» **STATED EXERCISE**: Return all the data, word for word.

>> begin MATERIALS PROVIDED

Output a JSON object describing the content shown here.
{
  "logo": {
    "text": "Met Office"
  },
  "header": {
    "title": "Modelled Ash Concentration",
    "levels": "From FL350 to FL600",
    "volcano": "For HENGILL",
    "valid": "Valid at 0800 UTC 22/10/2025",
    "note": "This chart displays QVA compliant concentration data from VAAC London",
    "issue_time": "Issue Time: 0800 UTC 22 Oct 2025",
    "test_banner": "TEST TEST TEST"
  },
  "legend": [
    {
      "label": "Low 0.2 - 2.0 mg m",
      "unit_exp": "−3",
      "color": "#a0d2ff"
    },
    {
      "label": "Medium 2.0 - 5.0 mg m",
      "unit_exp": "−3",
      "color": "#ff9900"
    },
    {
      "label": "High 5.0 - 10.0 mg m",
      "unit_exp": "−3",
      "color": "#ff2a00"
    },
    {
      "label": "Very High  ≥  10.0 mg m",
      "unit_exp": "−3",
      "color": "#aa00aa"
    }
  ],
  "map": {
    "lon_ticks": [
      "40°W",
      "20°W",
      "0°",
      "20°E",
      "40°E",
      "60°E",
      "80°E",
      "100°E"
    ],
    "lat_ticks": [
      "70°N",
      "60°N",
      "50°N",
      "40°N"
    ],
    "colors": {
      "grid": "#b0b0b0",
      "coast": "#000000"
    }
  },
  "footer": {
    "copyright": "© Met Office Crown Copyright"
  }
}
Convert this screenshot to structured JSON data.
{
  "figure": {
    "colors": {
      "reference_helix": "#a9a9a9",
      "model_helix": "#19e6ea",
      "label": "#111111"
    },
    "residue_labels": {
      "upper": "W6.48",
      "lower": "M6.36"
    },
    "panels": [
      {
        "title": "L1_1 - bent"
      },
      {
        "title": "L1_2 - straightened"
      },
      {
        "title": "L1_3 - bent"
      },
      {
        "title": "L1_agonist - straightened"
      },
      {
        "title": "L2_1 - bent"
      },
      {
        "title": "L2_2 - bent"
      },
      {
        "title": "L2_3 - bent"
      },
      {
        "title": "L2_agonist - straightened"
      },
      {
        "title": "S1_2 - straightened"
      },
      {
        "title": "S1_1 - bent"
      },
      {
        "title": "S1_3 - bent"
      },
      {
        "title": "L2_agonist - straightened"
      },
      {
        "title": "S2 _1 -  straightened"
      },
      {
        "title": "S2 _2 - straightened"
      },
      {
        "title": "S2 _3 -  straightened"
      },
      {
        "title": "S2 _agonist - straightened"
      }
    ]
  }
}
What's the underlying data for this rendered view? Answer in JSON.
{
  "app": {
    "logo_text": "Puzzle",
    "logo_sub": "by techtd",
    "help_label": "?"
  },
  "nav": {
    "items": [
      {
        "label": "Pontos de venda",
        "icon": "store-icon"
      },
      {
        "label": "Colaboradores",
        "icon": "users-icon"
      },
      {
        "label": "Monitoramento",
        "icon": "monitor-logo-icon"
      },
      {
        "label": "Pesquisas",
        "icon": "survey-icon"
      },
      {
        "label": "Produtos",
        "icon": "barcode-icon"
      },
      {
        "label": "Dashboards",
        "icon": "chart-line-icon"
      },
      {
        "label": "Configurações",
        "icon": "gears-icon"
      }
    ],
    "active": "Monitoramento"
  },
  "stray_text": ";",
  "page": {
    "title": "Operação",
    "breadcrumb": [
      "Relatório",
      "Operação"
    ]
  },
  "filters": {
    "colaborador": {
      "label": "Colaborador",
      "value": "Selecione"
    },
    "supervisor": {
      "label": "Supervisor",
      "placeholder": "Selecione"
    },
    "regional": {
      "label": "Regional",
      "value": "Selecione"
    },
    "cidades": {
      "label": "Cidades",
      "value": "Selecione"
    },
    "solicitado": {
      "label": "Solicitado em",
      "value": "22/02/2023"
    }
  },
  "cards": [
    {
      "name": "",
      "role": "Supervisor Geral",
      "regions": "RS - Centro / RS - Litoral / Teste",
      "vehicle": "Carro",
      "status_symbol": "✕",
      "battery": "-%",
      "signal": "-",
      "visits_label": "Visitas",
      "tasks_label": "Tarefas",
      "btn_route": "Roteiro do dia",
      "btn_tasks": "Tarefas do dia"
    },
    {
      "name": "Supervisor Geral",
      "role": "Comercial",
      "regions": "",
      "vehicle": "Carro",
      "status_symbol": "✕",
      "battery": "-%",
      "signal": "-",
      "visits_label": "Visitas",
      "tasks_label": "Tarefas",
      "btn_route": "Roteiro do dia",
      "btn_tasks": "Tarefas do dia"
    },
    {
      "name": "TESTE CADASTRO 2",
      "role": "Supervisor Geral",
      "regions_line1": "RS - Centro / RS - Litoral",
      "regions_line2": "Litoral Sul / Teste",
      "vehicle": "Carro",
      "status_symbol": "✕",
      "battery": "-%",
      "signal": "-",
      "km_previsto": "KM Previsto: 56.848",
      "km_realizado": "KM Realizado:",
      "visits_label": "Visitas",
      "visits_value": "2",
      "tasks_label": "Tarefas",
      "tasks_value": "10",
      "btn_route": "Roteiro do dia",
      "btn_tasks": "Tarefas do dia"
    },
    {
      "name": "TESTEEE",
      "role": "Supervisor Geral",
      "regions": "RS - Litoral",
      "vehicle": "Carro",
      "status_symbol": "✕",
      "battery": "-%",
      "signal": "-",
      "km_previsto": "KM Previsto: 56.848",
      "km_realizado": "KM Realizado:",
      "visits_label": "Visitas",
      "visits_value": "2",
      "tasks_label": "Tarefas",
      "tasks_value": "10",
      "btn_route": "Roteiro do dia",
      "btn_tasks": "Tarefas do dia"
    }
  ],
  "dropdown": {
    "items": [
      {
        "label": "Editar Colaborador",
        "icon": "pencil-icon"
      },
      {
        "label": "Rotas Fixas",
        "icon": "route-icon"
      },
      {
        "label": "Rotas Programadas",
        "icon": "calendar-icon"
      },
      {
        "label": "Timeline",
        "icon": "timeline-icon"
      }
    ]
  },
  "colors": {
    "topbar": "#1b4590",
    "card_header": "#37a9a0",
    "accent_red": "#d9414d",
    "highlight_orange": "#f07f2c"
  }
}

>> end MATERIALS PROVIDED

» **THE COMPLETED TASK**:
Output a JSON object describing the content shown here.
{
  "logo": {
    "text": "Met Office"
  },
  "header": {
    "title": "Modelled Ash Concentration",
    "levels": "From FL350 to FL600",
    "volcano": "For HENGILL",
    "valid": "Valid at 0800 UTC 22/10/2025",
    "note": "This chart displays QVA compliant concentration data from VAAC London",
    "issue_time": "Issue Time: 0800 UTC 22 Oct 2025",
    "test_banner": "TEST TEST TEST"
  },
  "legend": [
    {
      "label": "Low 0.2 - 2.0 mg m",
      "unit_exp": "−3",
      "color": "#a0d2ff"
    },
    {
      "label": "Medium 2.0 - 5.0 mg m",
      "unit_exp": "−3",
      "color": "#ff9900"
    },
    {
      "label": "High 5.0 - 10.0 mg m",
      "unit_exp": "−3",
      "color": "#ff2a00"
    },
    {
      "label": "Very High  ≥  10.0 mg m",
      "unit_exp": "−3",
      "color": "#aa00aa"
    }
  ],
  "map": {
    "lon_ticks": [
      "40°W",
      "20°W",
      "0°",
      "20°E",
      "40°E",
      "60°E",
      "80°E",
      "100°E"
    ],
    "lat_ticks": [
      "70°N",
      "60°N",
      "50°N",
      "40°N"
    ],
    "colors": {
      "grid": "#b0b0b0",
      "coast": "#000000"
    }
  },
  "footer": {
    "copyright": "© Met Office Crown Copyright"
  }
}
Convert this screenshot to structured JSON data.
{
  "figure": {
    "colors": {
      "reference_helix": "#a9a9a9",
      "model_helix": "#19e6ea",
      "label": "#111111"
    },
    "residue_labels": {
      "upper": "W6.48",
      "lower": "M6.36"
    },
    "panels": [
      {
        "title": "L1_1 - bent"
      },
      {
        "title": "L1_2 - straightened"
      },
      {
        "title": "L1_3 - bent"
      },
      {
        "title": "L1_agonist - straightened"
      },
      {
        "title": "L2_1 - bent"
      },
      {
        "title": "L2_2 - bent"
      },
      {
        "title": "L2_3 - bent"
      },
      {
        "title": "L2_agonist - straightened"
      },
      {
        "title": "S1_2 - straightened"
      },
      {
        "title": "S1_1 - bent"
      },
      {
        "title": "S1_3 - bent"
      },
      {
        "title": "L2_agonist - straightened"
      },
      {
        "title": "S2 _1 -  straightened"
      },
      {
        "title": "S2 _2 - straightened"
      },
      {
        "title": "S2 _3 -  straightened"
      },
      {
        "title": "S2 _agonist - straightened"
      }
    ]
  }
}
What's the underlying data for this rendered view? Answer in JSON.
{
  "app": {
    "logo_text": "Puzzle",
    "logo_sub": "by techtd",
    "help_label": "?"
  },
  "nav": {
    "items": [
      {
        "label": "Pontos de venda",
        "icon": "store-icon"
      },
      {
        "label": "Colaboradores",
        "icon": "users-icon"
      },
      {
        "label": "Monitoramento",
        "icon": "monitor-logo-icon"
      },
      {
        "label": "Pesquisas",
        "icon": "survey-icon"
      },
      {
        "label": "Produtos",
        "icon": "barcode-icon"
      },
      {
        "label": "Dashboards",
        "icon": "chart-line-icon"
      },
      {
        "label": "Configurações",
        "icon": "gears-icon"
      }
    ],
    "active": "Monitoramento"
  },
  "stray_text": ";",
  "page": {
    "title": "Operação",
    "breadcrumb": [
      "Relatório",
      "Operação"
    ]
  },
  "filters": {
    "colaborador": {
      "label": "Colaborador",
      "value": "Selecione"
    },
    "supervisor": {
      "label": "Supervisor",
      "placeholder": "Selecione"
    },
    "regional": {
      "label": "Regional",
      "value": "Selecione"
    },
    "cidades": {
      "label": "Cidades",
      "value": "Selecione"
    },
    "solicitado": {
      "label": "Solicitado em",
      "value": "22/02/2023"
    }
  },
  "cards": [
    {
      "name": "",
      "role": "Supervisor Geral",
      "regions": "RS - Centro / RS - Litoral / Teste",
      "vehicle": "Carro",
      "status_symbol": "✕",
      "battery": "-%",
      "signal": "-",
      "visits_label": "Visitas",
      "tasks_label": "Tarefas",
      "btn_route": "Roteiro do dia",
      "btn_tasks": "Tarefas do dia"
    },
    {
      "name": "Supervisor Geral",
      "role": "Comercial",
      "regions": "",
      "vehicle": "Carro",
      "status_symbol": "✕",
      "battery": "-%",
      "signal": "-",
      "visits_label": "Visitas",
      "tasks_label": "Tarefas",
      "btn_route": "Roteiro do dia",
      "btn_tasks": "Tarefas do dia"
    },
    {
      "name": "TESTE CADASTRO 2",
      "role": "Supervisor Geral",
      "regions_line1": "RS - Centro / RS - Litoral",
      "regions_line2": "Litoral Sul / Teste",
      "vehicle": "Carro",
      "status_symbol": "✕",
      "battery": "-%",
      "signal": "-",
      "km_previsto": "KM Previsto: 56.848",
      "km_realizado": "KM Realizado:",
      "visits_label": "Visitas",
      "visits_value": "2",
      "tasks_label": "Tarefas",
      "tasks_value": "10",
      "btn_route": "Roteiro do dia",
      "btn_tasks": "Tarefas do dia"
    },
    {
      "name": "TESTEEE",
      "role": "Supervisor Geral",
      "regions": "RS - Litoral",
      "vehicle": "Carro",
      "status_symbol": "✕",
      "battery": "-%",
      "signal": "-",
      "km_previsto": "KM Previsto: 56.848",
      "km_realizado": "KM Realizado:",
      "visits_label": "Visitas",
      "visits_value": "2",
      "tasks_label": "Tarefas",
      "tasks_value": "10",
      "btn_route": "Roteiro do dia",
      "btn_tasks": "Tarefas do dia"
    }
  ],
  "dropdown": {
    "items": [
      {
        "label": "Editar Colaborador",
        "icon": "pencil-icon"
      },
      {
        "label": "Rotas Fixas",
        "icon": "route-icon"
      },
      {
        "label": "Rotas Programadas",
        "icon": "calendar-icon"
      },
      {
        "label": "Timeline",
        "icon": "timeline-icon"
      }
    ]
  },
  "colors": {
    "topbar": "#1b4590",
    "card_header": "#37a9a0",
    "accent_red": "#d9414d",
    "highlight_orange": "#f07f2c"
  }
}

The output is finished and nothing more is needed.